STATED GOAL -> In the entries below, find every line holding the string "from" and collect it.

MATERIAL FOR THIS TASK ->

>> start

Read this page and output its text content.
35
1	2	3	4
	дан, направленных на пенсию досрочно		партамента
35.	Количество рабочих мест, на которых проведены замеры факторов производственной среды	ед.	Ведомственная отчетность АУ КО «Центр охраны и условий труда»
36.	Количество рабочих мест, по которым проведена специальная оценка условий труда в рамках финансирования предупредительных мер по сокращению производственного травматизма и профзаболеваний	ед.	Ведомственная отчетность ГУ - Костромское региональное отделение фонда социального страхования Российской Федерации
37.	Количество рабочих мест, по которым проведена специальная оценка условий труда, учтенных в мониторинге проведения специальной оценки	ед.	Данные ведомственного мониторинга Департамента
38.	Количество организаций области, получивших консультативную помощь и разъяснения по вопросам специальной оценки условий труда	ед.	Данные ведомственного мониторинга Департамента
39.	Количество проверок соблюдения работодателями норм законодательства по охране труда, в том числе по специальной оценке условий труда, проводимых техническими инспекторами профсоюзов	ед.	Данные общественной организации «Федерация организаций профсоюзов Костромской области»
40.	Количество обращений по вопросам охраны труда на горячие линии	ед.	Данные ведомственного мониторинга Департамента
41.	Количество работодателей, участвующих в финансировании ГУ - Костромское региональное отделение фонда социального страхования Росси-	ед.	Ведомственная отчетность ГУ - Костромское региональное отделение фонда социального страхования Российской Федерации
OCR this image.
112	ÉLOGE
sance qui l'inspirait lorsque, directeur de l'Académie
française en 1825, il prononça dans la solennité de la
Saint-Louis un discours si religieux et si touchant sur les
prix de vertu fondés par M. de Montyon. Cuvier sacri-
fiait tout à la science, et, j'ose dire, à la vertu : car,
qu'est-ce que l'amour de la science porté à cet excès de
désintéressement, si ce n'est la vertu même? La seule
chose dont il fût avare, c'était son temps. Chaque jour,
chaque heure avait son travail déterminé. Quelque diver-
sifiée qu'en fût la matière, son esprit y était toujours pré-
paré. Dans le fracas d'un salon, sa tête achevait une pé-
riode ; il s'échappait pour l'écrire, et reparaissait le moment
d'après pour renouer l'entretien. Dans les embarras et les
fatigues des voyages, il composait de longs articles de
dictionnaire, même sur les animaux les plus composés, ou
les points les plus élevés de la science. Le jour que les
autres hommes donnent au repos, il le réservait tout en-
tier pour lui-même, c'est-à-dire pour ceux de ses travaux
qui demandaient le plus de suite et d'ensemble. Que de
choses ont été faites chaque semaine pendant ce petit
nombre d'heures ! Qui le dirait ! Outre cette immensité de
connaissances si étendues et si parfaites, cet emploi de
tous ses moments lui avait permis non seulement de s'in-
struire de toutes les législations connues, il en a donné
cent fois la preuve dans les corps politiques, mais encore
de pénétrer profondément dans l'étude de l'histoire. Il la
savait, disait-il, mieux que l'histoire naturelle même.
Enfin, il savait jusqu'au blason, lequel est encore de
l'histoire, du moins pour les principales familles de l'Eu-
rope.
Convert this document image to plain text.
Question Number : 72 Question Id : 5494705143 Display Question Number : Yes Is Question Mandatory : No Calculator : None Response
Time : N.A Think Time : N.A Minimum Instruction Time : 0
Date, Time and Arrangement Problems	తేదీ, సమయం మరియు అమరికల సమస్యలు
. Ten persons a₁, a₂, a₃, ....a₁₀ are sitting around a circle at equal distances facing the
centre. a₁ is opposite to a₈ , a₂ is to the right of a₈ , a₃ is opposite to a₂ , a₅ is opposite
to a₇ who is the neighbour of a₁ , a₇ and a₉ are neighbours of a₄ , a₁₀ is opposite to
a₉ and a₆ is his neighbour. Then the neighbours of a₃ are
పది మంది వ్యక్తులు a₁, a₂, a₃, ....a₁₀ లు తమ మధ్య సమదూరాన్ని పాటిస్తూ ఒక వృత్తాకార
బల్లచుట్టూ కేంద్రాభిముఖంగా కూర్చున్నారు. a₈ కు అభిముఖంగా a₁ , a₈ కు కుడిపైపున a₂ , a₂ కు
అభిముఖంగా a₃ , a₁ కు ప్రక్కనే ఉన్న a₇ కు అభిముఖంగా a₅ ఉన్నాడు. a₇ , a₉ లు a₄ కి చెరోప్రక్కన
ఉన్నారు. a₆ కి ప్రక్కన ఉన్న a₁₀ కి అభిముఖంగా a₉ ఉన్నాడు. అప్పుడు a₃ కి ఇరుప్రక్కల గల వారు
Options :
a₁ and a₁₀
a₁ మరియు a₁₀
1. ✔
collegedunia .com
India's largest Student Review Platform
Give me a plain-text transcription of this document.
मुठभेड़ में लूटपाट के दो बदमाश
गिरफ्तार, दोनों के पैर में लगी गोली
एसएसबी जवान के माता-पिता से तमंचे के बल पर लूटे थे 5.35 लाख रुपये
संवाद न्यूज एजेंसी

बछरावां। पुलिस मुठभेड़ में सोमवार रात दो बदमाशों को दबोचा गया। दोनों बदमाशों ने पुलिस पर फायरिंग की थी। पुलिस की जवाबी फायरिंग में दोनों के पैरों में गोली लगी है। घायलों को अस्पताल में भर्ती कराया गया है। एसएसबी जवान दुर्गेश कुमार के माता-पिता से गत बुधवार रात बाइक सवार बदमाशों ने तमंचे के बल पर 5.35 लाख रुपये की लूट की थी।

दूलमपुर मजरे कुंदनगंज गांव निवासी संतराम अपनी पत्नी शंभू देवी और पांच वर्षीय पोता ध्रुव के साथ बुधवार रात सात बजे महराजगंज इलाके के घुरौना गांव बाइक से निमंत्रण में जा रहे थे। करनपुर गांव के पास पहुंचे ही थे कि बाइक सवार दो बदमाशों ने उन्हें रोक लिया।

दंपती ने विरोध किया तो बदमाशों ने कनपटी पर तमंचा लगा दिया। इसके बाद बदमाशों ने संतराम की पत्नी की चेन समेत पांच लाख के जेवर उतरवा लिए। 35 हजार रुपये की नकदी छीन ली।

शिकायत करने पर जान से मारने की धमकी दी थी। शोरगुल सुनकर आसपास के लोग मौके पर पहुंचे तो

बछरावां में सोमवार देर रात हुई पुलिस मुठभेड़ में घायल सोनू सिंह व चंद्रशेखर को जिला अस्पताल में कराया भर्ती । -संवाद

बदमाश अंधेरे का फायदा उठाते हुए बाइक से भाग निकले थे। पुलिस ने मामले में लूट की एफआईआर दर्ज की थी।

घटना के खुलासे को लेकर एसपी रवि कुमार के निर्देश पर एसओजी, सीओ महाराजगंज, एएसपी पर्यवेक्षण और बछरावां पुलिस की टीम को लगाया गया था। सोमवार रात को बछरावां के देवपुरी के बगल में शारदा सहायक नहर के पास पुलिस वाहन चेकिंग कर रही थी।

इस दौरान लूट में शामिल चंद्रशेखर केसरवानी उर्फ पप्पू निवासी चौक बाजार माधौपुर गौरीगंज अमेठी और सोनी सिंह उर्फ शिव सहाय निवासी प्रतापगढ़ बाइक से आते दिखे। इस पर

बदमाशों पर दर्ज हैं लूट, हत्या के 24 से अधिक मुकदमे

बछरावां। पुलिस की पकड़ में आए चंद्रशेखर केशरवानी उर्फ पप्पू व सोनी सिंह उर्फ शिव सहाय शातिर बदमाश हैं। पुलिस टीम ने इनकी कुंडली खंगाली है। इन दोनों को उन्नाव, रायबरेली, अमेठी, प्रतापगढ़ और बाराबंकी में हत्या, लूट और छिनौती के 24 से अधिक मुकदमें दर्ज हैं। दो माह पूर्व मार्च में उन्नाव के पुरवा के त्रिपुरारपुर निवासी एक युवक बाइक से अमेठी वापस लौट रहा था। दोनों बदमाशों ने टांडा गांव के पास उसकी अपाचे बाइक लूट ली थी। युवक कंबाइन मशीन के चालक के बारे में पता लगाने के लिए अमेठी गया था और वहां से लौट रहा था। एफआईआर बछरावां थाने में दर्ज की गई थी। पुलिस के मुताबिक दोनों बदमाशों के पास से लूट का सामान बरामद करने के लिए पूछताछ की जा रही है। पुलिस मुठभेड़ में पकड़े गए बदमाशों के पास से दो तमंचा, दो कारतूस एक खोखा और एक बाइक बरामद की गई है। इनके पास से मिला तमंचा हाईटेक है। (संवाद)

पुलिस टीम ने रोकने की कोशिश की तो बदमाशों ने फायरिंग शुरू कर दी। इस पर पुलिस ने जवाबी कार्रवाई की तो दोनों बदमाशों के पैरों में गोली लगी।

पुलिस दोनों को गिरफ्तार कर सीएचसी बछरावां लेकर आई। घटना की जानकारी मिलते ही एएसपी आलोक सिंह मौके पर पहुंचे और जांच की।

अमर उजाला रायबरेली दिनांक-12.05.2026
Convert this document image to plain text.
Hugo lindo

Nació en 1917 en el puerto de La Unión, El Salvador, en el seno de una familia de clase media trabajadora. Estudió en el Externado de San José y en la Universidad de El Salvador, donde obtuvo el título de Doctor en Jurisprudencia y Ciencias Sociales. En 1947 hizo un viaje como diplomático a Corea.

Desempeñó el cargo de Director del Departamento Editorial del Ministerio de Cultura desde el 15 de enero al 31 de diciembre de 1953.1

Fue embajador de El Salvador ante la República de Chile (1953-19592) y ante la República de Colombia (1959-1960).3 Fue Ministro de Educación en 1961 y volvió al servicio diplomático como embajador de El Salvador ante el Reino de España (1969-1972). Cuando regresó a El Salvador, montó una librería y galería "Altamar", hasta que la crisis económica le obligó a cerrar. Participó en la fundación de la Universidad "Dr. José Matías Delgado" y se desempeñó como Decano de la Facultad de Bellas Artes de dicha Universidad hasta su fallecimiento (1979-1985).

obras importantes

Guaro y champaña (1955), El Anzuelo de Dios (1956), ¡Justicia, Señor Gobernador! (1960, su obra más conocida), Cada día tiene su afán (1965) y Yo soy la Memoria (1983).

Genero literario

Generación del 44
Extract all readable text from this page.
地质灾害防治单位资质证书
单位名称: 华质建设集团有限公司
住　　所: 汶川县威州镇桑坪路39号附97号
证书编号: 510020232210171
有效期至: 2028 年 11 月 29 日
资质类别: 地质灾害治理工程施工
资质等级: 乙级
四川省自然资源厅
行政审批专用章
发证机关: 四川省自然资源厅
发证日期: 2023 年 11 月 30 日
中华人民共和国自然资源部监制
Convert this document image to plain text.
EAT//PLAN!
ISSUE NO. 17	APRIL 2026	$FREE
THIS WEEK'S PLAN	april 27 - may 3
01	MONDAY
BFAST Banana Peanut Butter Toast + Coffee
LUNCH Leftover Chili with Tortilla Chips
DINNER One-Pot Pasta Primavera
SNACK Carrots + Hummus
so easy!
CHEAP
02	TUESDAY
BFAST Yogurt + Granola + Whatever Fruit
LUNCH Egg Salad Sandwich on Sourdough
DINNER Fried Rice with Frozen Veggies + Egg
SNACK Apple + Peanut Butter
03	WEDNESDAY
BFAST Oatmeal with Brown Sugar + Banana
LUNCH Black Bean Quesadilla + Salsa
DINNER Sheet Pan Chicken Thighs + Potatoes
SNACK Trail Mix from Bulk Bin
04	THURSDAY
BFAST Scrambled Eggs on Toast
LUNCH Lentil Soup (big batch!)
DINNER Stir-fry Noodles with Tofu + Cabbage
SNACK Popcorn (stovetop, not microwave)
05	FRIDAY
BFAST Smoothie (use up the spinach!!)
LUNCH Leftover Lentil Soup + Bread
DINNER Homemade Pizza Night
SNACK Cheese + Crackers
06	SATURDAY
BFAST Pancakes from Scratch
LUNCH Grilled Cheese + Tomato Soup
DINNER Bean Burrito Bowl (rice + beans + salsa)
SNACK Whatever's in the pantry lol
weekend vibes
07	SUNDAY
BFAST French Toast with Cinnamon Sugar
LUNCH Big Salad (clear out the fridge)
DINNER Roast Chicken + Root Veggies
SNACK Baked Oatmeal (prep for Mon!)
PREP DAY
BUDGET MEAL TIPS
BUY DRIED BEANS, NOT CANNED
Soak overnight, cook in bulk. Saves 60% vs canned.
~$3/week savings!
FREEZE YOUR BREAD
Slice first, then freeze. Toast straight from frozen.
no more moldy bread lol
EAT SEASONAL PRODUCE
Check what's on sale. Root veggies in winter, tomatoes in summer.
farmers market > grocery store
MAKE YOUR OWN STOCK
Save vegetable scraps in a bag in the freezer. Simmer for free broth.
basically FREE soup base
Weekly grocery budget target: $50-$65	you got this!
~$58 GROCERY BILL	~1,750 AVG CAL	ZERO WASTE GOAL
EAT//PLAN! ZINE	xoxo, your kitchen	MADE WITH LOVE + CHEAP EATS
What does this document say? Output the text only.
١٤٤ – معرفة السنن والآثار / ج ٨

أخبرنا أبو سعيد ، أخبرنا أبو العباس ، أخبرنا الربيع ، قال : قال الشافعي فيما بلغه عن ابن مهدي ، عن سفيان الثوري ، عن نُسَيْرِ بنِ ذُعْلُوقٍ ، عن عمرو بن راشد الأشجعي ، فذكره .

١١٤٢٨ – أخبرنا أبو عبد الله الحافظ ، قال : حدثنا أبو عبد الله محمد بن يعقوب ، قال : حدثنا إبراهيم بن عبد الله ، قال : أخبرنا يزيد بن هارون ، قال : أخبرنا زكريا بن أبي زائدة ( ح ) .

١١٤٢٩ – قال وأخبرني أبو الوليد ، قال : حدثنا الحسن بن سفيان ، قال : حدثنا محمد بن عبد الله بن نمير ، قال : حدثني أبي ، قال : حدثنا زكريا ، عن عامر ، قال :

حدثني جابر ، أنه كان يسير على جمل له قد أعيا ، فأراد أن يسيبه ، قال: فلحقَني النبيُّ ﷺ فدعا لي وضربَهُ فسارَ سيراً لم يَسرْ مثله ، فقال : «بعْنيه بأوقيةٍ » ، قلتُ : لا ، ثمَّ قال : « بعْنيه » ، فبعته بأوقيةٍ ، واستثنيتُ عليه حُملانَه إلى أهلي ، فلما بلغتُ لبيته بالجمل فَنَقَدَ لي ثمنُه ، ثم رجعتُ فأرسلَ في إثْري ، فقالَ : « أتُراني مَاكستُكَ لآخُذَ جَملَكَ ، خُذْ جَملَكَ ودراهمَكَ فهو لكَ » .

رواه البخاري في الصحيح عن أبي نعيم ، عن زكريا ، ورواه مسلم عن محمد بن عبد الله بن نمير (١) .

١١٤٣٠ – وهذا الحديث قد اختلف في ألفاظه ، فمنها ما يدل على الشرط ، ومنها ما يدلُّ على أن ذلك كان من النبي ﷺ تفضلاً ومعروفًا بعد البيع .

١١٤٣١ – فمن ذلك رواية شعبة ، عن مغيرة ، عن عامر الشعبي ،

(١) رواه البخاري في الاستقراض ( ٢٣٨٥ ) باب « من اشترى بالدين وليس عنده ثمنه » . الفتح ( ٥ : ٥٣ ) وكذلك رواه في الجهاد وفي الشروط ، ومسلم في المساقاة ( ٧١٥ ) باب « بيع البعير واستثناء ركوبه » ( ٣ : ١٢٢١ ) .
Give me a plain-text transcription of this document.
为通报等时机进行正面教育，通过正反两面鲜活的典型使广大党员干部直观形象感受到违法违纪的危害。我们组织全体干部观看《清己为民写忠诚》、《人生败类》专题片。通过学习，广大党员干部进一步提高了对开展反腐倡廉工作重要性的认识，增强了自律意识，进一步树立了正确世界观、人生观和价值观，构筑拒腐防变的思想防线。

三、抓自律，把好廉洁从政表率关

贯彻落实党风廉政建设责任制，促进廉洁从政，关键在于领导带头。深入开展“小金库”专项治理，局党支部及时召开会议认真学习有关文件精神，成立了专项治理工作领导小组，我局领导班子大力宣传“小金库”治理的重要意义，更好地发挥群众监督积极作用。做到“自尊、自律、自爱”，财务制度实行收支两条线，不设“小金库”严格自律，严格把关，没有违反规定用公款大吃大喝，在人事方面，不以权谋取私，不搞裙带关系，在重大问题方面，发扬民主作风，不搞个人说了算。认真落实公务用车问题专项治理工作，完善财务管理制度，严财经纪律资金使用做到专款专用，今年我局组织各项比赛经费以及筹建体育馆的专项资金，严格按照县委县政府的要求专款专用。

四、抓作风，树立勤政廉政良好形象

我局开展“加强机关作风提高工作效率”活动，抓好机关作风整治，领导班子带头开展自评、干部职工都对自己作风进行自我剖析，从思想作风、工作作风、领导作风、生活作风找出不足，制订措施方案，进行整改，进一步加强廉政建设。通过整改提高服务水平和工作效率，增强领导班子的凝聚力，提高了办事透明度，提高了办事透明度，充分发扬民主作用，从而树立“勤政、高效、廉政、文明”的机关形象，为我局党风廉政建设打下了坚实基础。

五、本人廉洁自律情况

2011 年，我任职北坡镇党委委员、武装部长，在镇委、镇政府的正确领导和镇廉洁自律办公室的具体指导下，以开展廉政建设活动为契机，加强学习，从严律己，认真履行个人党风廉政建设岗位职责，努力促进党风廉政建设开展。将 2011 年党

>> end

ANSWER IN FULL ->
Extract all readable text from this page.
SNACK Trail Mix from Bulk Bin
BFAST Pancakes from Scratch
Slice first, then freeze. Toast straight from frozen.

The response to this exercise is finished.